=== Extracted material ===

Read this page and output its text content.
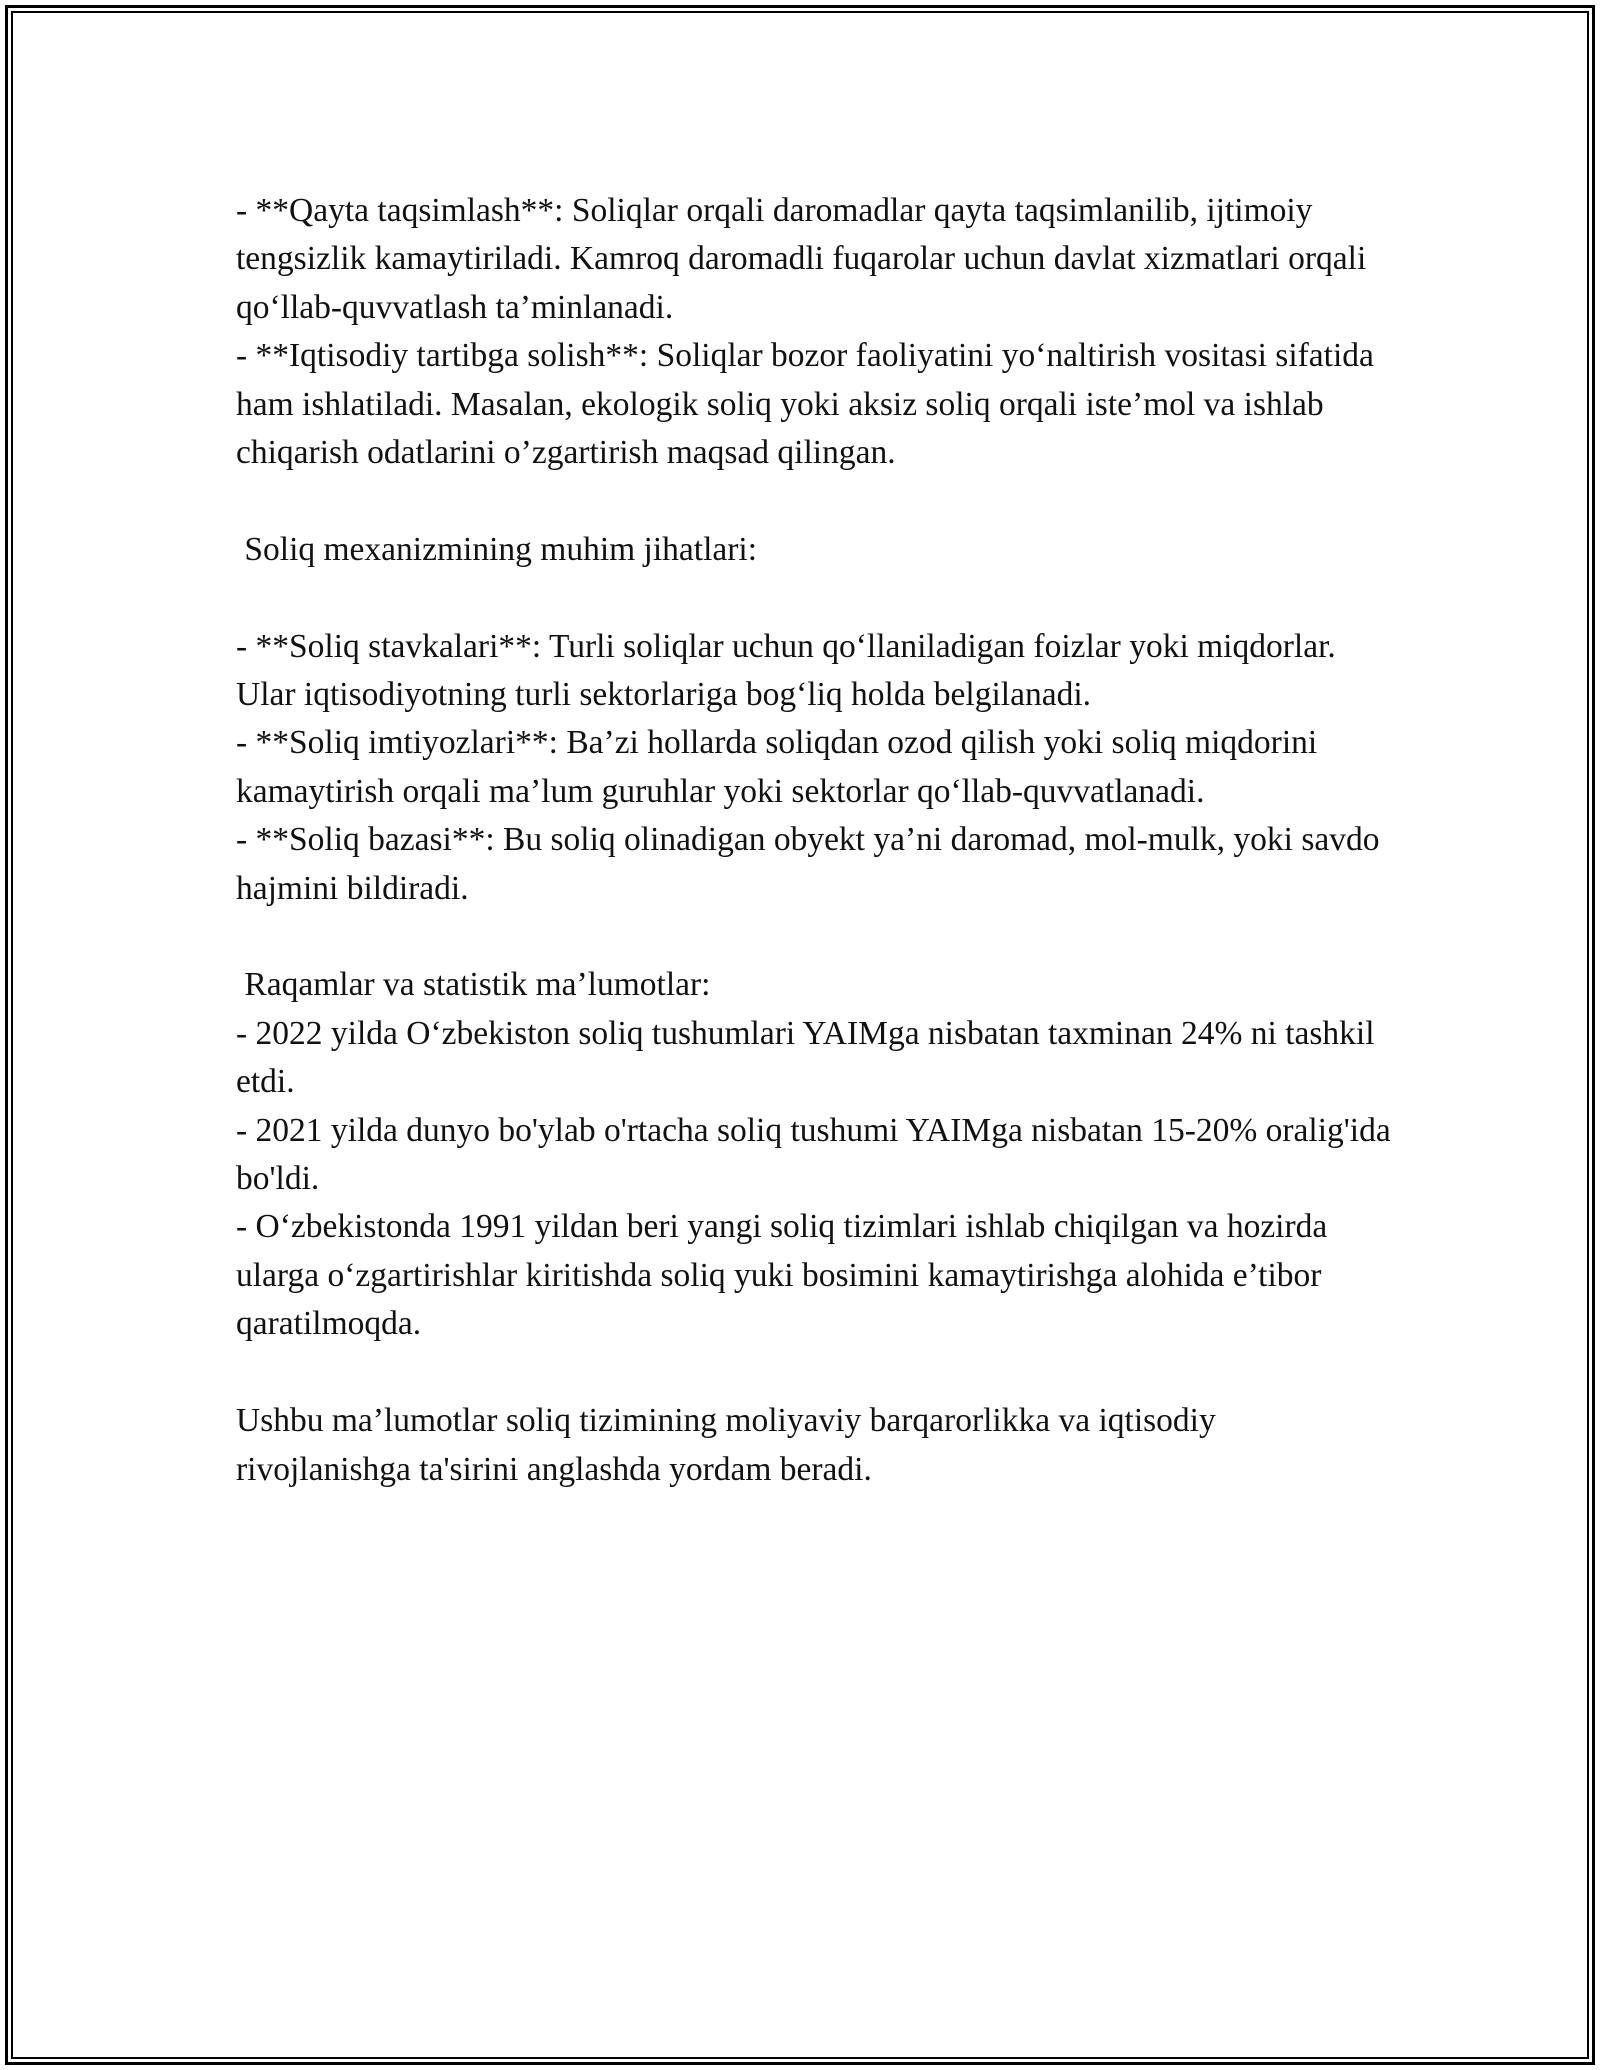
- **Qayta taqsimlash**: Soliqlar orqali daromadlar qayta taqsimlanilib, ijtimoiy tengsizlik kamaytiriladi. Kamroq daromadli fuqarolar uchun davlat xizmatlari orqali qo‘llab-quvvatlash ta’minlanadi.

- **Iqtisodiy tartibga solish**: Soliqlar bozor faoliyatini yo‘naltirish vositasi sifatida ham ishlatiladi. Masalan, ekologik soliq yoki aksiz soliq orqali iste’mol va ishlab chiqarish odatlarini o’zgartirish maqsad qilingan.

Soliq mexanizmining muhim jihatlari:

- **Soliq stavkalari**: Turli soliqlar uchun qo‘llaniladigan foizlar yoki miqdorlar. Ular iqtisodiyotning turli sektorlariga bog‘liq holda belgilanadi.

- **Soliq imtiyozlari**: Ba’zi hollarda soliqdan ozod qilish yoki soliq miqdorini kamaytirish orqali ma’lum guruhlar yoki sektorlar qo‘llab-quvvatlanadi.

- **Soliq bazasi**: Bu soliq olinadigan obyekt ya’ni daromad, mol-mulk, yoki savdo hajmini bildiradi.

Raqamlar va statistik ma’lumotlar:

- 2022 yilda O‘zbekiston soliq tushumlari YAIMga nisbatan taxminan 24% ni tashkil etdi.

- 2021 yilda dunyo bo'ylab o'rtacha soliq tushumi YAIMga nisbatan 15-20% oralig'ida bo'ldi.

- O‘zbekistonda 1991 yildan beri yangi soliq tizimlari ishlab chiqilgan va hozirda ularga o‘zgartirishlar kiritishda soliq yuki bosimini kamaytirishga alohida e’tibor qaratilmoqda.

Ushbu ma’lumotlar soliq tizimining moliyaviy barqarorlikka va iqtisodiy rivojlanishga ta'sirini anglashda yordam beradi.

===
=== Extracted material ===

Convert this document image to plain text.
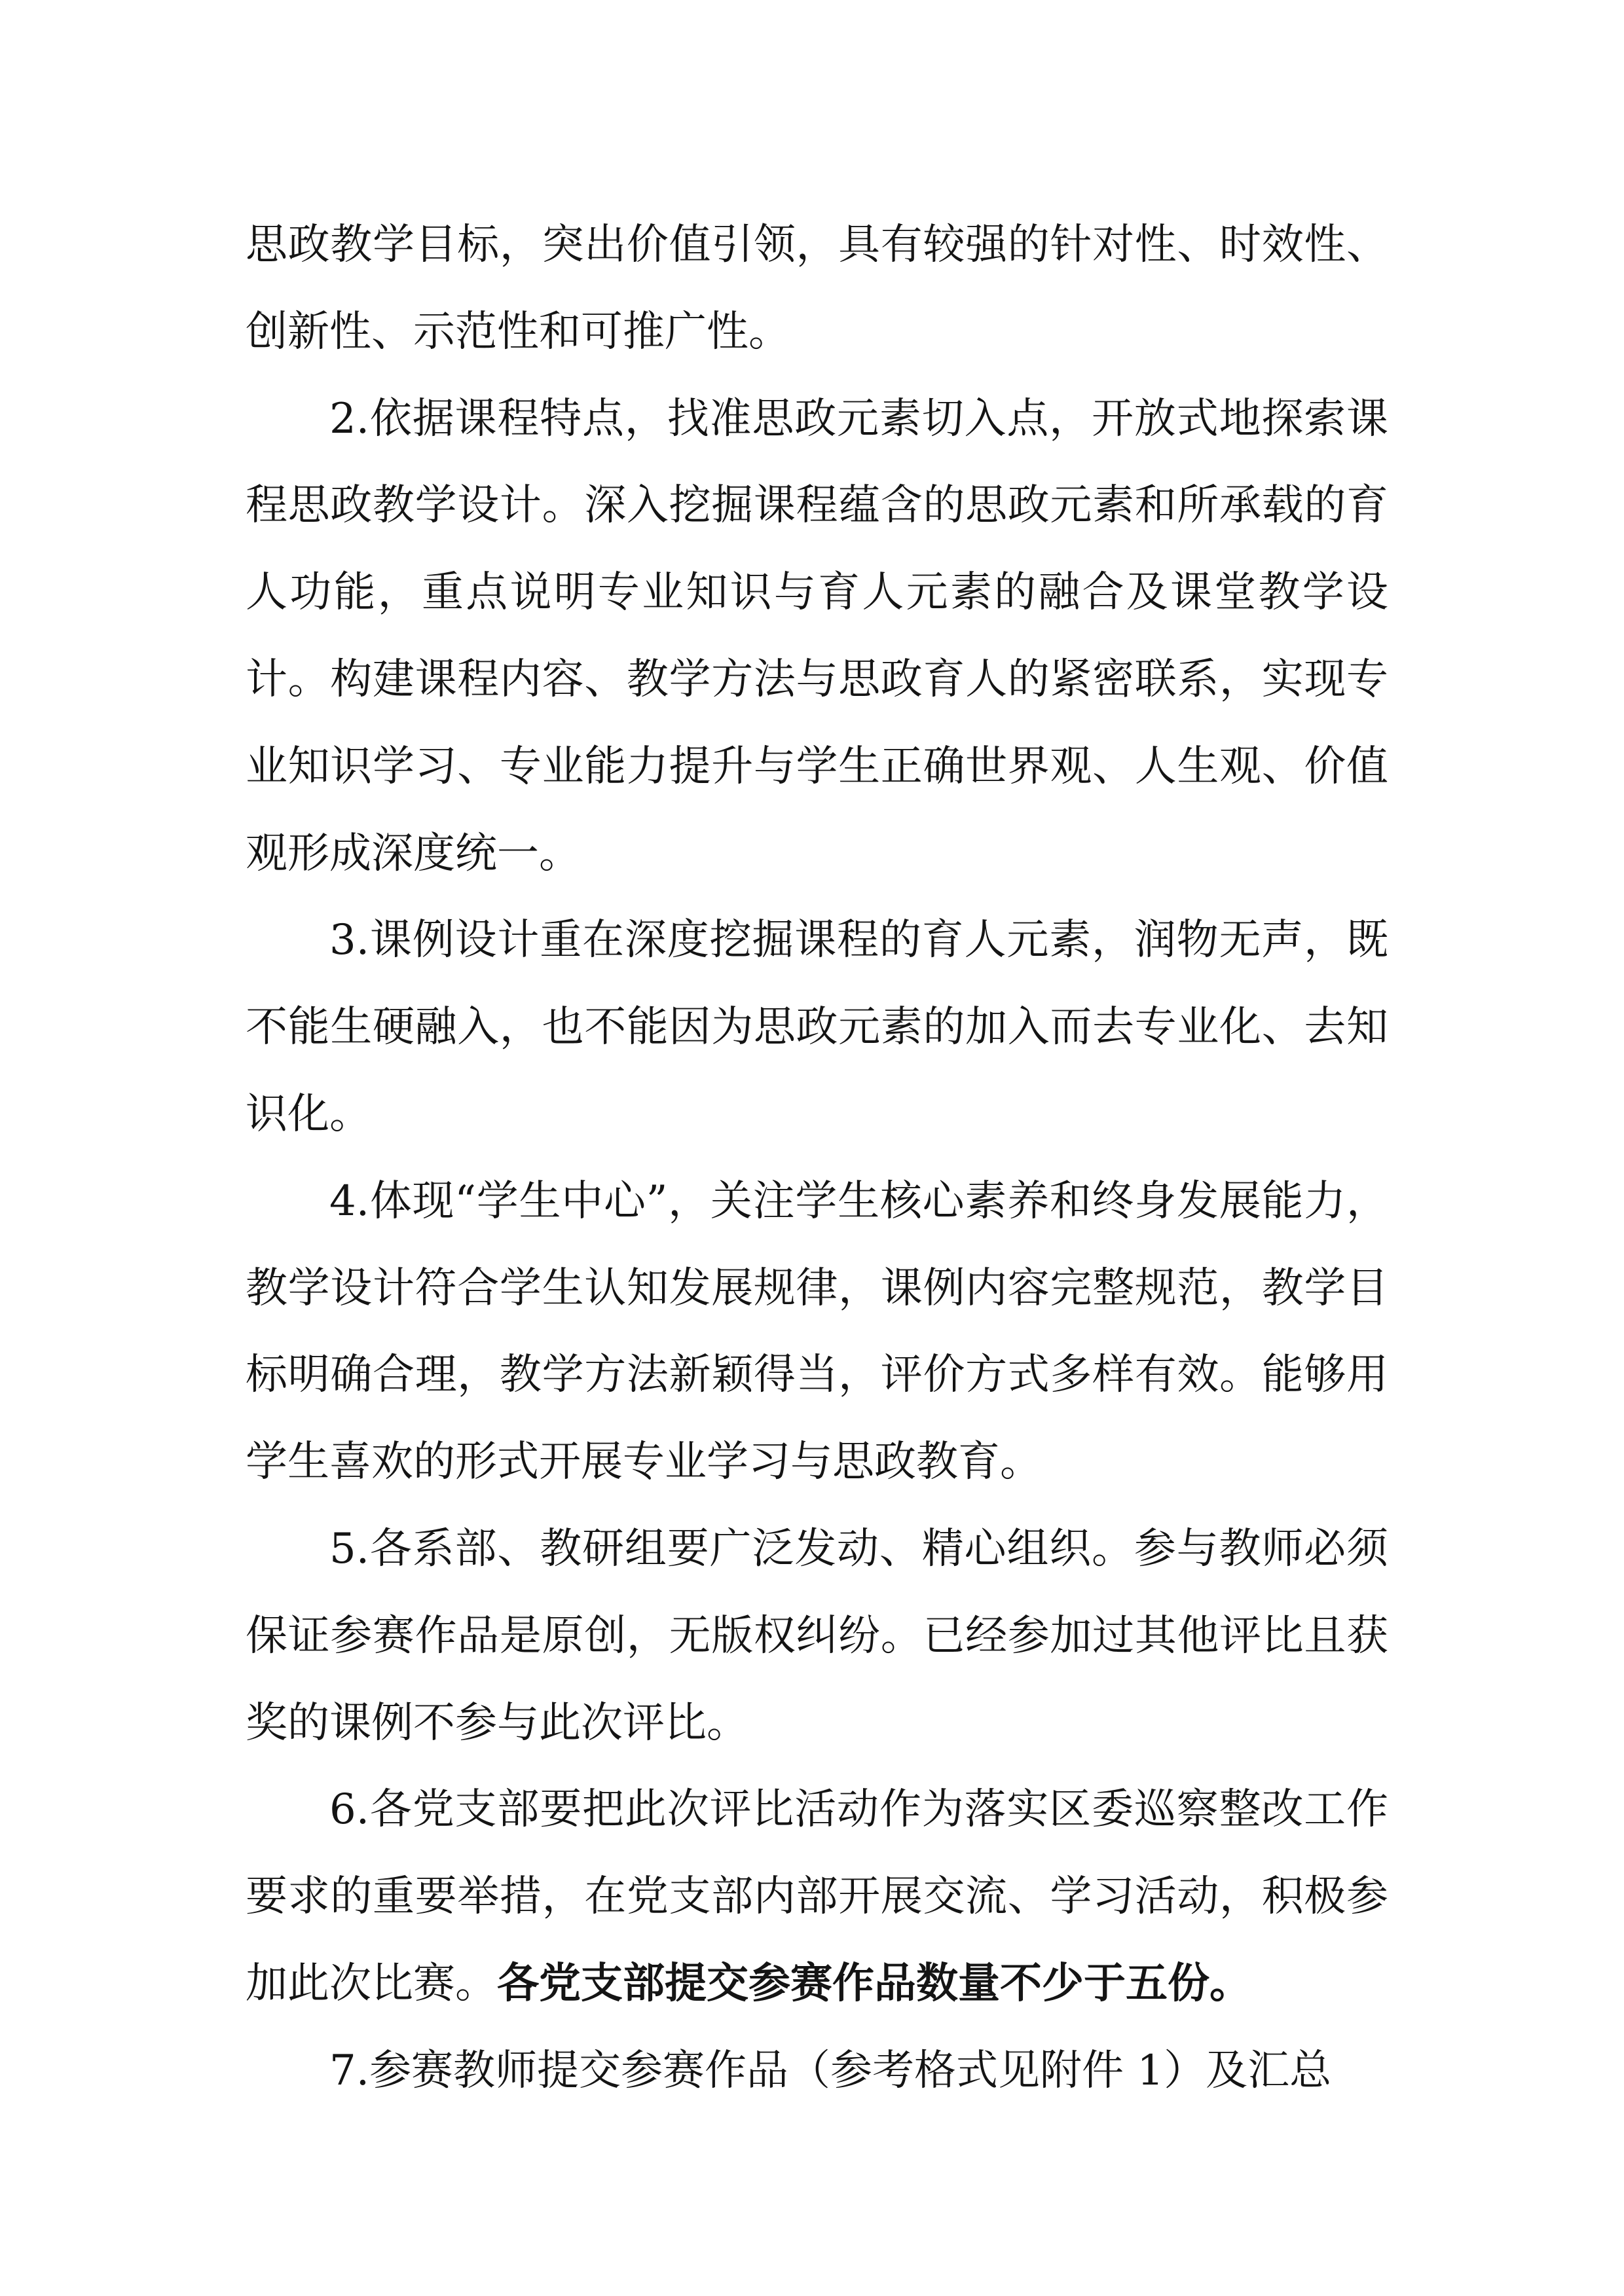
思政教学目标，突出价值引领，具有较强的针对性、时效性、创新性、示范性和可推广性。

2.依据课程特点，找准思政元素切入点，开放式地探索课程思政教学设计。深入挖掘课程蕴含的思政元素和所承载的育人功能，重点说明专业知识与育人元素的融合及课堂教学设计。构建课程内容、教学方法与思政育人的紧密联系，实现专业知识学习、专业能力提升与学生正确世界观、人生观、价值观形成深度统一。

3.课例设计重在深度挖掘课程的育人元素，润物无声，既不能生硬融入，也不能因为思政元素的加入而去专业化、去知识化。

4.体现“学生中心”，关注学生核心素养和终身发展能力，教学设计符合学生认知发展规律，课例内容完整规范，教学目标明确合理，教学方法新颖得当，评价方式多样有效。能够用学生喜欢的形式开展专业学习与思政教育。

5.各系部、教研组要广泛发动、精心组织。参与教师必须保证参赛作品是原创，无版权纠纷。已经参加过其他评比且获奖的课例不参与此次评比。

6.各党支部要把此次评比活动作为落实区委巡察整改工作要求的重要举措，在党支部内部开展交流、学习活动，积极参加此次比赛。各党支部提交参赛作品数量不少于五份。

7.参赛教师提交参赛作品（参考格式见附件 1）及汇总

===
=== Extracted material ===

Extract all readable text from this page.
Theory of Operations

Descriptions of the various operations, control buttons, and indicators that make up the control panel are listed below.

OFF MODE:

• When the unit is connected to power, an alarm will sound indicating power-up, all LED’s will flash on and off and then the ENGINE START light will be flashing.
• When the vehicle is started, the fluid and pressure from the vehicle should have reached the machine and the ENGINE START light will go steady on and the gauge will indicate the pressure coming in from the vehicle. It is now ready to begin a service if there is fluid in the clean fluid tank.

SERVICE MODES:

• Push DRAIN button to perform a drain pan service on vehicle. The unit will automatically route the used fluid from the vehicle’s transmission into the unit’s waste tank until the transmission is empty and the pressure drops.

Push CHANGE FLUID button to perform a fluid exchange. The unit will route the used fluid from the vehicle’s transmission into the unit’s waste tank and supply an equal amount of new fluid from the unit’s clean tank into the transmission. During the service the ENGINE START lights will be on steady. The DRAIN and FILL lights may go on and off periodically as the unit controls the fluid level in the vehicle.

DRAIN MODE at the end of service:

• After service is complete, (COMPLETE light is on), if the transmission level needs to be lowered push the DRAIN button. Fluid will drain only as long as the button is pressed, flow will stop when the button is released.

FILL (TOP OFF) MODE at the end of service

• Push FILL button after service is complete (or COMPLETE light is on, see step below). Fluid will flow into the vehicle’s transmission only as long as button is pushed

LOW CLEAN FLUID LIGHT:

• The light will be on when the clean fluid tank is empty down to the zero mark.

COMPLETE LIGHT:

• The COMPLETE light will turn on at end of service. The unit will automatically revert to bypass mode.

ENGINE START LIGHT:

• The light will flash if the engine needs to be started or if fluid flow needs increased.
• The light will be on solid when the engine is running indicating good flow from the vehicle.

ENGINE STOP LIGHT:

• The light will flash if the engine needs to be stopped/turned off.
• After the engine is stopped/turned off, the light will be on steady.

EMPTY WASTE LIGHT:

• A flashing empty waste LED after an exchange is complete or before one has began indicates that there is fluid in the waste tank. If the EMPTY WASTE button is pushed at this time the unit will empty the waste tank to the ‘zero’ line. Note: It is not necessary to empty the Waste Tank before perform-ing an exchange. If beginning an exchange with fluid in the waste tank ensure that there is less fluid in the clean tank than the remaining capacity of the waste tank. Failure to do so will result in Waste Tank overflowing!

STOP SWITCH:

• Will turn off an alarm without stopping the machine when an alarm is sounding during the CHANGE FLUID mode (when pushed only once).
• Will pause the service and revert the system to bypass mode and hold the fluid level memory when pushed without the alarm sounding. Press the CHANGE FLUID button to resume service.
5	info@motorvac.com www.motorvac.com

===

▶ _Objective_: Find the lines above that include the string "pressure" and copy them.

▶ _Exercise answer_:
• When the vehicle is started, the fluid and pressure from the vehicle should have reached the machine and the ENGINE START light will go steady on and the gauge will indicate the pressure coming in from the vehicle. It is now ready to begin a service if there is fluid in the clean fluid tank.
• Push DRAIN button to perform a drain pan service on vehicle. The unit will automatically route the used fluid from the vehicle’s transmission into the unit’s waste tank until the transmission is empty and the pressure drops.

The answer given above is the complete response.